• [Complete the following]:
1) In the article below about the cyberattack on Apple, rewrite more briefly the paragraph that begins "Investigators now believe a group of sophisticated Eastern European criminal hackers," keeping its main facts.
2) Using the article below about the cyberattack on Apple, explain why the tactic used to infect Apple is called a "waterhole" attack.

• [Passage provided]:

********

Investigators now believe a group of sophisticated Eastern European criminal hackers are responsible for a cyberattack on Apple and other U.S. technology and media firms. Until today, those probing the computer break-ins thought China was behind the electronic assaults. In Apple’s case, malware placed on an iPhone developer website may have been used to ‘bait’ visitors, according to one report Wednesday.
According to Bloomberg, which anonymously cited people close to law enforcement, malware which other victims described as “sophisticated,” was placed on the popular developer forum to potentially gain access to data stored on corporate computers…
Tuesday Apple confirmed the attack, but said there was “no evidence that any data left Apple.” The company said the attackers exploited a vulnerability in the Java plug-in for browsers and issued a patch three hours later.
Investigators now have tracked one server they think was used by criminals in Russia or Eastern Europe. That server was part of a hosting company in the Ukraine, according to Bloomberg.
The changing focus of the investigation departs from growing suspicion that Unit 61398, an elite cyberunit of China’s People’s Liberation Army, was behind the attack. Tuesday, the New York Times – itself a victim of hackers – reported that the nation’s military hackers were targeting Western corporations.
American intelligence officials exposed this 12-story building on the outskirts of Shanghai as the headquarters of Unit 61398 of the People’s Liberation Army.
Apple’s infection began when employees visited the popular iPhoneDevSDK forum, falling victim to a security hole in their browsers. That tactic is known as a “waterhole” attack, since victims behave like animals drawn to a waterhole, according to RSA Security.

********

• [Dataset records]:
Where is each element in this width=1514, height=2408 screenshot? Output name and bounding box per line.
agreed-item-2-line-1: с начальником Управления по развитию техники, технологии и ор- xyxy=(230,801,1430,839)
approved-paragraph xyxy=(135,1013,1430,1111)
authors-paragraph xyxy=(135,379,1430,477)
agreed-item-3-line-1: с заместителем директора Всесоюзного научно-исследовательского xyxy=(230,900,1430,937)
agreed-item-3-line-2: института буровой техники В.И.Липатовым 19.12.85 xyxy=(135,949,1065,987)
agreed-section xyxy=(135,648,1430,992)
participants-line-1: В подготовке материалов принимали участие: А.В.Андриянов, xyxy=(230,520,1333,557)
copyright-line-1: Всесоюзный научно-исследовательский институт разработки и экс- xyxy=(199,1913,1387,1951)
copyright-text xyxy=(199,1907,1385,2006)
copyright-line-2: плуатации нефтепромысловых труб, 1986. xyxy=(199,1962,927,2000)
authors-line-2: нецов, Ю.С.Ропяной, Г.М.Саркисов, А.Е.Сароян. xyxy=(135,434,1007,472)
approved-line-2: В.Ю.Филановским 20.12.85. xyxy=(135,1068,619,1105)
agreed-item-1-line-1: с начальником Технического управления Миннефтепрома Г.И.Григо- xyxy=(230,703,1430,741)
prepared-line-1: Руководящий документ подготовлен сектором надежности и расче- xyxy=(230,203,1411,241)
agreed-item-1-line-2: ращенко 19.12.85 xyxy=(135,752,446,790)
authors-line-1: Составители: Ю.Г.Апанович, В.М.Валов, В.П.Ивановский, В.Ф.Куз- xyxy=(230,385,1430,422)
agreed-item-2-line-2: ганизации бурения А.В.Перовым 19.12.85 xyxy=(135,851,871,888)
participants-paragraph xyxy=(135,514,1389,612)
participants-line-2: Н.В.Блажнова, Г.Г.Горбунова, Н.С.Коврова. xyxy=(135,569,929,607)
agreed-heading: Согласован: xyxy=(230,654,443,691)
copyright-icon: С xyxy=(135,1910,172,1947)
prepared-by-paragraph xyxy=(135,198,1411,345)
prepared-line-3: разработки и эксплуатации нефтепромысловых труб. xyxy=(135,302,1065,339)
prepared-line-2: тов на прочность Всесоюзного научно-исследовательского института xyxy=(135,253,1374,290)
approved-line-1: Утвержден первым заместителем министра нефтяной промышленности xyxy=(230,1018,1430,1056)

********

• [Answers for the tasks]:
1) Investigators now blame sophisticated Eastern European criminal hackers, rather than China, for a cyberattack on Apple and other U.S. technology and media firms. One report Wednesday said that in Apple's case, malware planted on an iPhone developer website may have been used to bait visitors.

2) It is called a "waterhole" attack because the victims behave like animals drawn to a waterhole, according to RSA Security. Apple employees were infected when they visited the popular iPhoneDevSDK forum and fell victim to a security hole in their browsers.